What the task requires: Report the count of lines containing the word "교회일정참조" in the entries below, and nothing more.

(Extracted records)
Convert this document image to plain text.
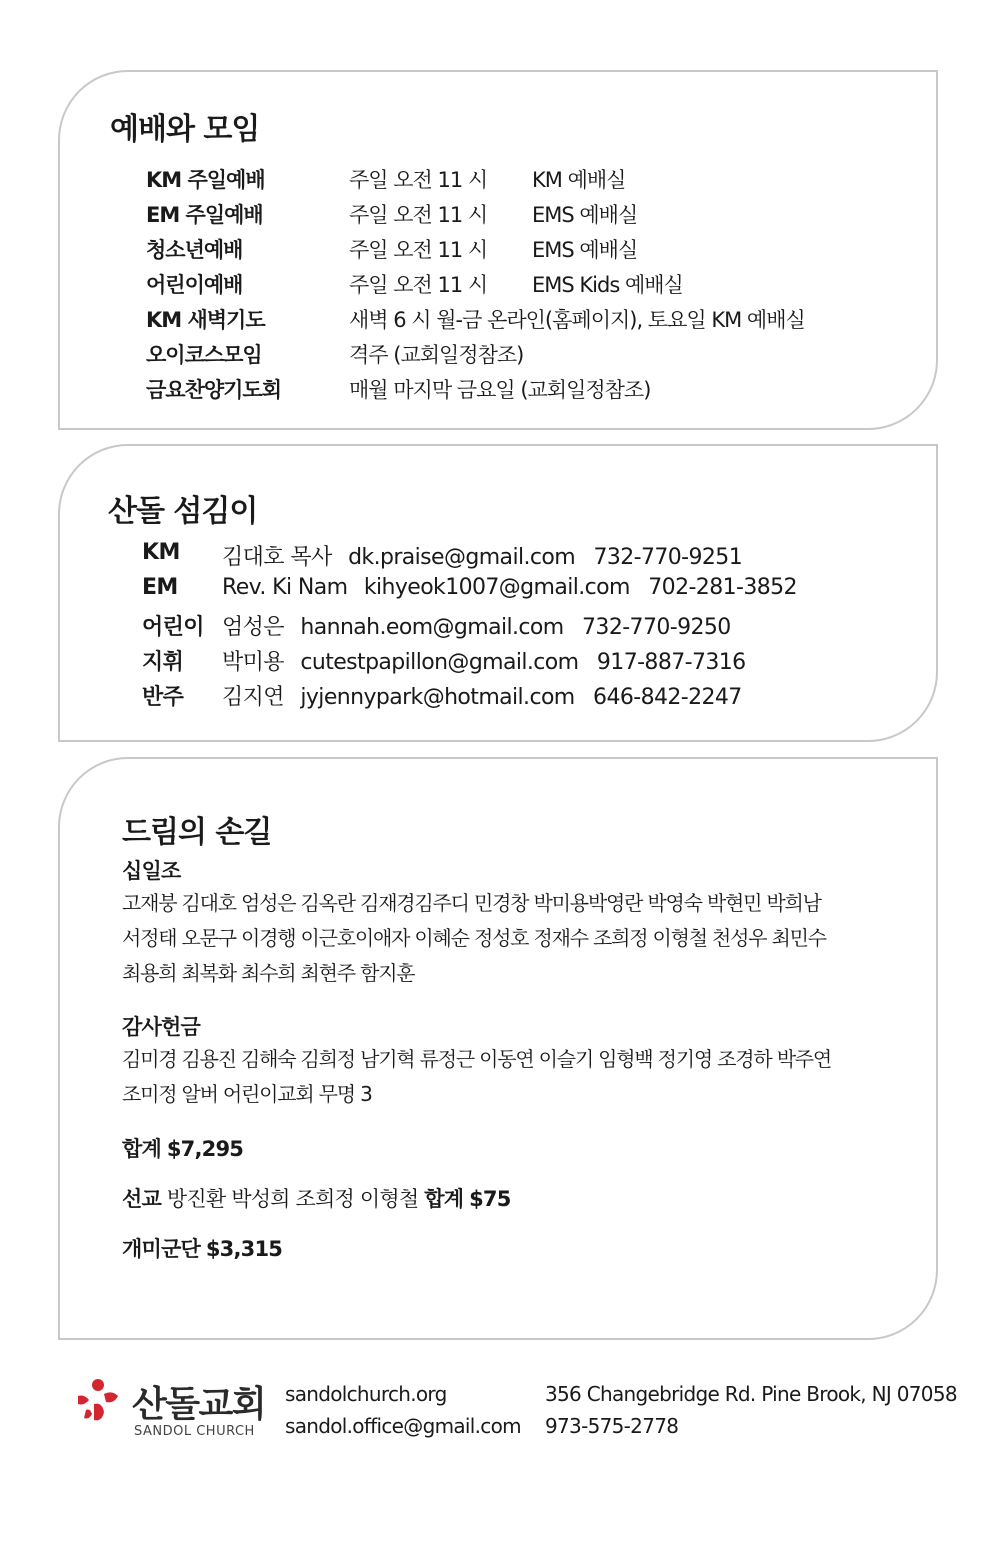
예배와 모임
KM 주일예배	주일 오전 11 시 KM 예배실
EM 주일예배	주일 오전 11 시 EMS 예배실
청소년예배	주일 오전 11 시 EMS 예배실
어린이예배	주일 오전 11 시 EMS Kids 예배실
KM 새벽기도	새벽 6 시 월-금 온라인(홈페이지), 토요일 KM 예배실
오이코스모임	격주 (교회일정참조)
금요찬양기도회	매월 마지막 금요일 (교회일정참조)
산돌 섬김이
KM 김대호 목사 dk.praise@gmail.com 732-770-9251
EM Rev. Ki Nam kihyeok1007@gmail.com 702-281-3852
어린이 엄성은 hannah.eom@gmail.com 732-770-9250
지휘 박미용 cutestpapillon@gmail.com 917-887-7316
반주 김지연 jyjennypark@hotmail.com 646-842-2247
드림의 손길
십일조
고재붕 김대호 엄성은 김옥란 김재경김주디 민경창 박미용박영란 박영숙 박현민 박희남
서정태 오문구 이경행 이근호이애자 이혜순 정성호 정재수 조희정 이형철 천성우 최민수
최용희 최복화 최수희 최현주 함지훈
감사헌금
김미경 김용진 김해숙 김희정 남기혁 류정근 이동연 이슬기 임형백 정기영 조경하 박주연
조미정 알버 어린이교회 무명 3
합계 $7,295
선교 방진환 박성희 조희정 이형철 합계 $75
개미군단 $3,315
산돌교회
SANDOL CHURCH
sandolchurch.org
sandol.office@gmail.com
356 Changebridge Rd. Pine Brook, NJ 07058
973-575-2778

Exercise solution: 2